What is asked ▸ Take every line where the string "ylabel" appears and copy it.

Items ▸
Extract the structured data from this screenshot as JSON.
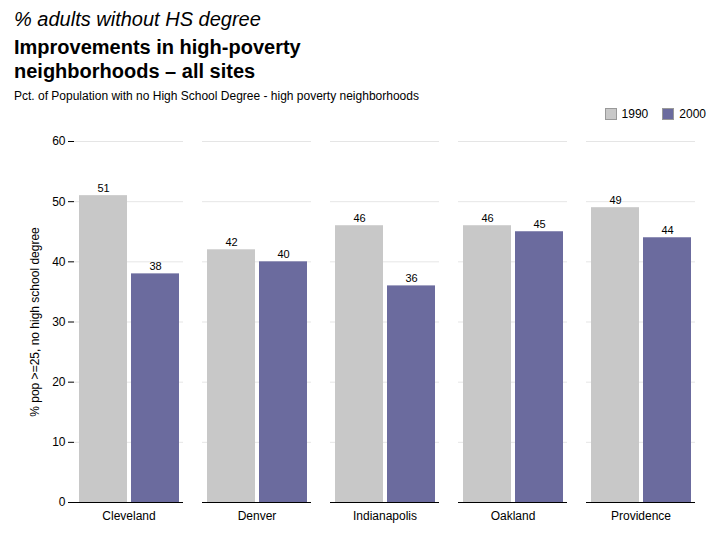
{
  "chart_data": {
    "type": "bar",
    "title": "% adults without HS degree",
    "subtitle": "Improvements in high-poverty\nneighborhoods – all sites",
    "annotations": [
      "Pct. of Population with no High School Degree - high poverty neighborhoods"
    ],
    "categories": [
      "Cleveland",
      "Denver",
      "Indianapolis",
      "Oakland",
      "Providence"
    ],
    "series": [
      {
        "name": "1990",
        "color": "#c8c8c8",
        "values": [
          51,
          42,
          46,
          46,
          49
        ]
      },
      {
        "name": "2000",
        "color": "#6b6b9e",
        "values": [
          38,
          40,
          36,
          45,
          44
        ]
      }
    ],
    "ylabel": "% pop >=25, no high school degree",
    "ylim": [
      0,
      60
    ],
    "yticks": [
      0,
      10,
      20,
      30,
      40,
      50,
      60
    ],
    "grid": true,
    "legend": "upper right",
    "data_labels": true
  }
}
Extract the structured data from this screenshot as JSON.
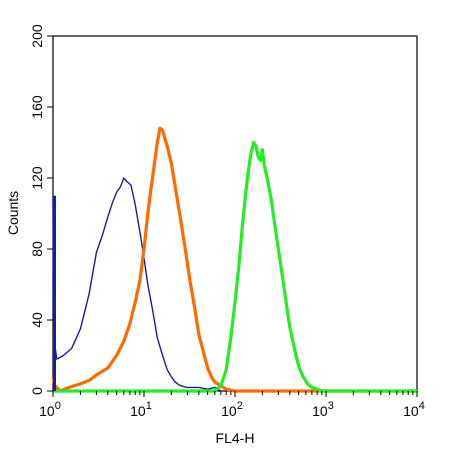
{
  "chart_data": {
    "type": "line",
    "xlabel": "FL4-H",
    "ylabel": "Counts",
    "xscale": "log",
    "xlim": [
      1,
      10000
    ],
    "ylim": [
      0,
      200
    ],
    "x_ticks": [
      {
        "base": "10",
        "exp": "0"
      },
      {
        "base": "10",
        "exp": "1"
      },
      {
        "base": "10",
        "exp": "2"
      },
      {
        "base": "10",
        "exp": "3"
      },
      {
        "base": "10",
        "exp": "4"
      }
    ],
    "y_ticks": [
      "0",
      "40",
      "80",
      "120",
      "160",
      "200"
    ],
    "grid": false,
    "series": [
      {
        "color": "#1a1aa8",
        "points": [
          [
            1.0,
            110
          ],
          [
            1.02,
            30
          ],
          [
            1.1,
            18
          ],
          [
            1.3,
            20
          ],
          [
            1.6,
            24
          ],
          [
            2.0,
            35
          ],
          [
            2.5,
            55
          ],
          [
            3.0,
            78
          ],
          [
            3.5,
            88
          ],
          [
            4.0,
            98
          ],
          [
            4.5,
            106
          ],
          [
            5.0,
            112
          ],
          [
            5.5,
            115
          ],
          [
            6.0,
            120
          ],
          [
            6.5,
            118
          ],
          [
            7.2,
            116
          ],
          [
            8.0,
            105
          ],
          [
            9.0,
            90
          ],
          [
            10.0,
            75
          ],
          [
            11.0,
            60
          ],
          [
            12.5,
            45
          ],
          [
            14.0,
            30
          ],
          [
            16.0,
            20
          ],
          [
            18.0,
            12
          ],
          [
            20.0,
            8
          ],
          [
            22.0,
            5
          ],
          [
            25.0,
            3
          ],
          [
            30.0,
            2
          ],
          [
            40.0,
            2
          ],
          [
            50.0,
            1
          ],
          [
            60.0,
            2
          ],
          [
            70.0,
            0
          ]
        ]
      },
      {
        "color": "#ff6a00",
        "points": [
          [
            1.0,
            8
          ],
          [
            1.05,
            3
          ],
          [
            1.2,
            0
          ],
          [
            1.5,
            2
          ],
          [
            2.0,
            4
          ],
          [
            2.5,
            6
          ],
          [
            3.0,
            9
          ],
          [
            4.0,
            13
          ],
          [
            5.0,
            20
          ],
          [
            6.0,
            28
          ],
          [
            7.0,
            38
          ],
          [
            8.0,
            50
          ],
          [
            9.0,
            62
          ],
          [
            10.0,
            80
          ],
          [
            11.0,
            100
          ],
          [
            12.0,
            115
          ],
          [
            13.0,
            128
          ],
          [
            14.0,
            140
          ],
          [
            15.0,
            148
          ],
          [
            16.0,
            147
          ],
          [
            17.0,
            142
          ],
          [
            18.0,
            138
          ],
          [
            20.0,
            128
          ],
          [
            22.0,
            115
          ],
          [
            25.0,
            98
          ],
          [
            28.0,
            82
          ],
          [
            32.0,
            62
          ],
          [
            36.0,
            47
          ],
          [
            40.0,
            32
          ],
          [
            45.0,
            22
          ],
          [
            50.0,
            13
          ],
          [
            55.0,
            8
          ],
          [
            60.0,
            5
          ],
          [
            70.0,
            3
          ],
          [
            80.0,
            1
          ],
          [
            100.0,
            0
          ],
          [
            10000,
            0
          ]
        ]
      },
      {
        "color": "#22ee22",
        "points": [
          [
            1.0,
            0
          ],
          [
            60.0,
            0
          ],
          [
            70.0,
            3
          ],
          [
            80.0,
            12
          ],
          [
            90.0,
            30
          ],
          [
            100.0,
            50
          ],
          [
            110.0,
            70
          ],
          [
            120.0,
            92
          ],
          [
            130.0,
            110
          ],
          [
            140.0,
            124
          ],
          [
            150.0,
            134
          ],
          [
            160.0,
            140
          ],
          [
            170.0,
            138
          ],
          [
            180.0,
            132
          ],
          [
            190.0,
            130
          ],
          [
            200.0,
            136
          ],
          [
            210.0,
            127
          ],
          [
            230.0,
            118
          ],
          [
            250.0,
            108
          ],
          [
            280.0,
            90
          ],
          [
            320.0,
            70
          ],
          [
            360.0,
            52
          ],
          [
            400.0,
            36
          ],
          [
            450.0,
            24
          ],
          [
            500.0,
            14
          ],
          [
            560.0,
            8
          ],
          [
            630.0,
            4
          ],
          [
            700.0,
            2
          ],
          [
            800.0,
            1
          ],
          [
            900.0,
            0
          ],
          [
            10000,
            0
          ]
        ]
      }
    ]
  }
}
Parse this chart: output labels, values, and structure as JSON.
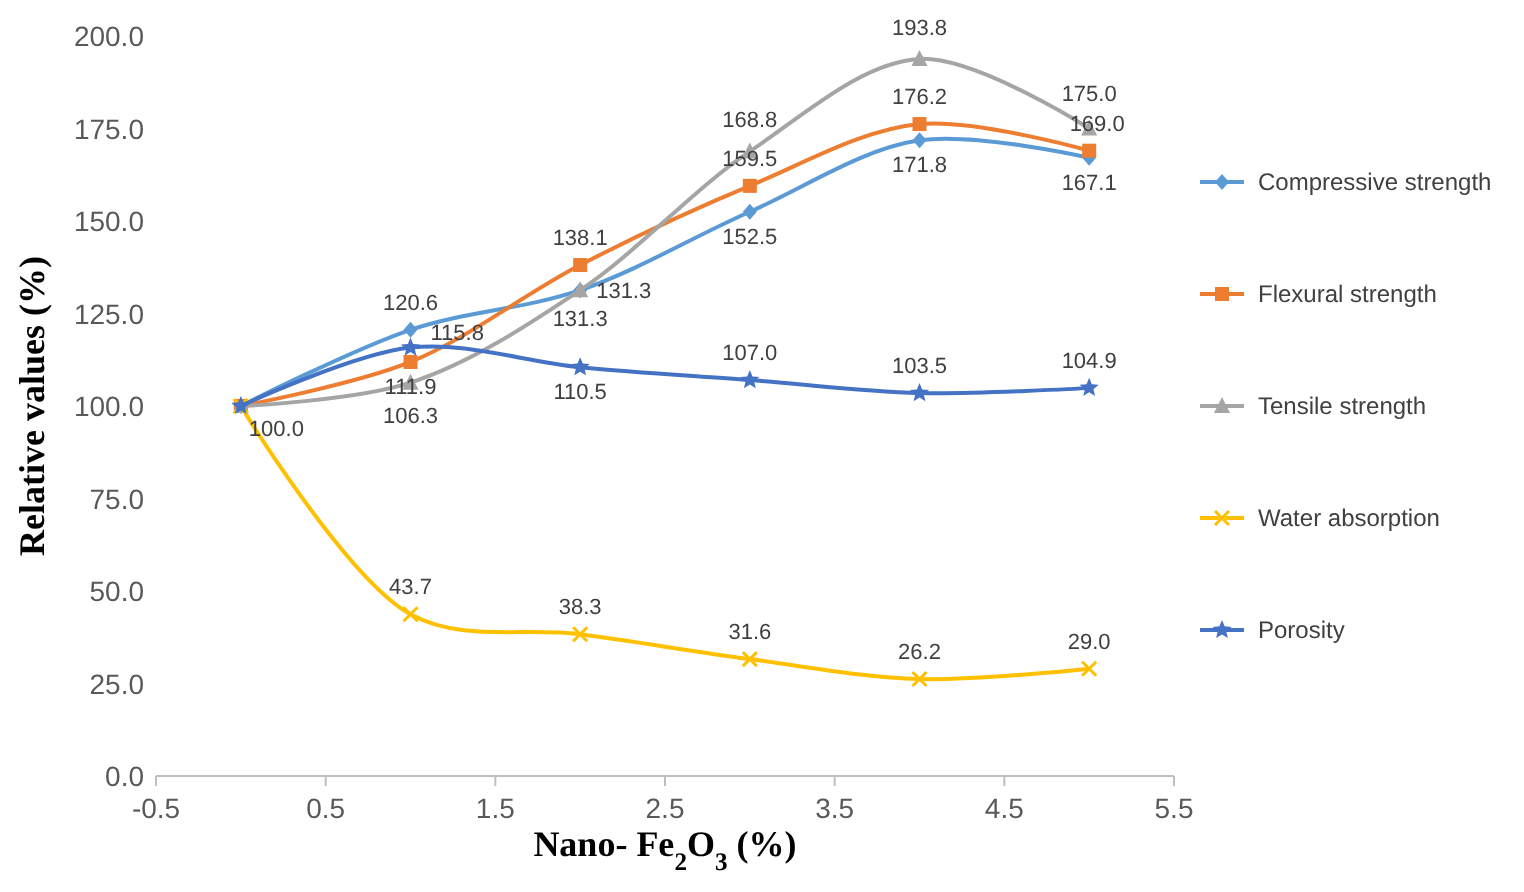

Response below ▸
    "ylabel": "% pop >=25, no high school degree",
    "ylabel": "Counts",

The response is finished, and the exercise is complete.